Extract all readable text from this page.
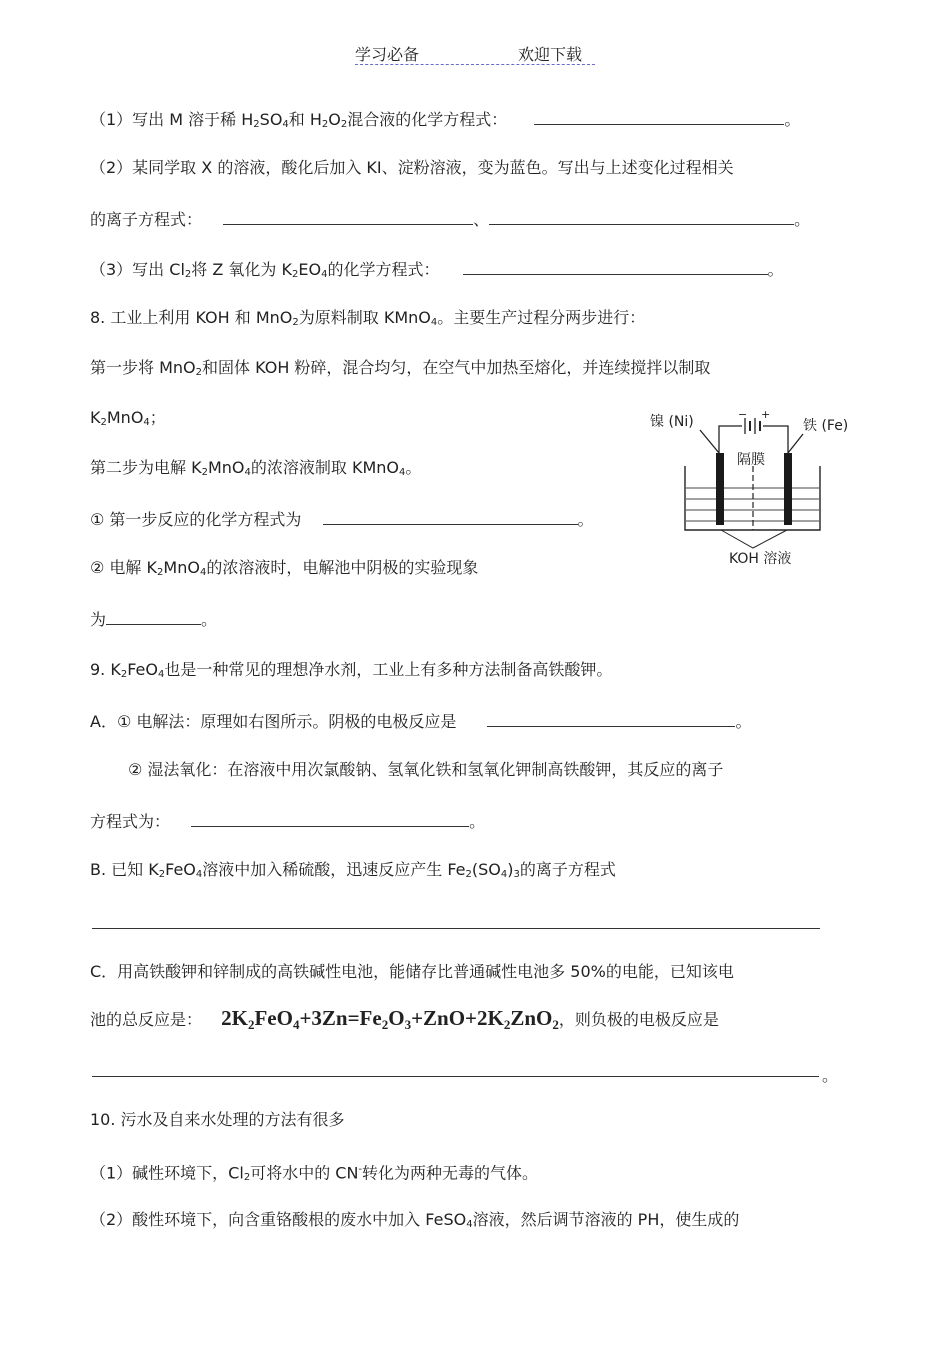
学习必备	欢迎下载
（1）写出 M 溶于稀 $H_2SO_4$和 $H_2O_2$混合液的化学方程式：	。
（2）某同学取 X 的溶液，酸化后加入 KI、淀粉溶液，变为蓝色。写出与上述变化过程相关
的离子方程式：	、	。
（3）写出 $Cl_2$将 Z 氧化为 $K_2EO_4$的化学方程式：	。
8. 工业上利用 KOH 和 MnO$_2$为原料制取 KMnO$_4$。主要生产过程分两步进行：
第一步将 MnO$_2$和固体 KOH 粉碎，混合均匀，在空气中加热至熔化，并连续搅拌以制取
$K_2MnO_4$；
第二步为电解 $K_2MnO_4$的浓溶液制取 KMnO$_4$。
① 第一步反应的化学方程式为	。
② 电解 $K_2MnO_4$的浓溶液时，电解池中阴极的实验现象
为	。
镍 (Ni)	铁 (Fe)
− +
隔膜
KOH 溶液
9. $K_2FeO_4$也是一种常见的理想净水剂，工业上有多种方法制备高铁酸钾。
A．① 电解法：原理如右图所示。阴极的电极反应是	。
② 湿法氧化：在溶液中用次氯酸钠、氢氧化铁和氢氧化钾制高铁酸钾，其反应的离子
方程式为：	。
B. 已知 $K_2FeO_4$溶液中加入稀硫酸，迅速反应产生 $Fe_2(SO_4)_3$的离子方程式
C．用高铁酸钾和锌制成的高铁碱性电池，能储存比普通碱性电池多 50%的电能，已知该电
池的总反应是： $2K_2FeO_4+3Zn=Fe_2O_3+ZnO+2K_2ZnO_2$，则负极的电极反应是
。
10. 污水及自来水处理的方法有很多
（1）碱性环境下，$Cl_2$可将水中的 CN-转化为两种无毒的气体。
（2）酸性环境下，向含重铬酸根的废水中加入 FeSO$_4$溶液，然后调节溶液的 PH，使生成的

§

Pictures are excluded; copy every other part of the records exactly.

RESULT ::
Extract all readable text from this page.
学习必备	欢迎下载
（1）写出 M 溶于稀 $H_2SO_4$和 $H_2O_2$混合液的化学方程式：	。
（2）某同学取 X 的溶液，酸化后加入 KI、淀粉溶液，变为蓝色。写出与上述变化过程相关
的离子方程式：	、	。
（3）写出 $Cl_2$将 Z 氧化为 $K_2EO_4$的化学方程式：	。
8. 工业上利用 KOH 和 MnO$_2$为原料制取 KMnO$_4$。主要生产过程分两步进行：
第一步将 MnO$_2$和固体 KOH 粉碎，混合均匀，在空气中加热至熔化，并连续搅拌以制取
$K_2MnO_4$；
第二步为电解 $K_2MnO_4$的浓溶液制取 KMnO$_4$。
① 第一步反应的化学方程式为	。
② 电解 $K_2MnO_4$的浓溶液时，电解池中阴极的实验现象
为	。
镍 (Ni)	铁 (Fe)
− +
隔膜
KOH 溶液
9. $K_2FeO_4$也是一种常见的理想净水剂，工业上有多种方法制备高铁酸钾。
A．① 电解法：原理如右图所示。阴极的电极反应是	。
② 湿法氧化：在溶液中用次氯酸钠、氢氧化铁和氢氧化钾制高铁酸钾，其反应的离子
方程式为：	。
B. 已知 $K_2FeO_4$溶液中加入稀硫酸，迅速反应产生 $Fe_2(SO_4)_3$的离子方程式
C．用高铁酸钾和锌制成的高铁碱性电池，能储存比普通碱性电池多 50%的电能，已知该电
池的总反应是： $2K_2FeO_4+3Zn=Fe_2O_3+ZnO+2K_2ZnO_2$，则负极的电极反应是
。
10. 污水及自来水处理的方法有很多
（1）碱性环境下，$Cl_2$可将水中的 CN-转化为两种无毒的气体。
（2）酸性环境下，向含重铬酸根的废水中加入 FeSO$_4$溶液，然后调节溶液的 PH，使生成的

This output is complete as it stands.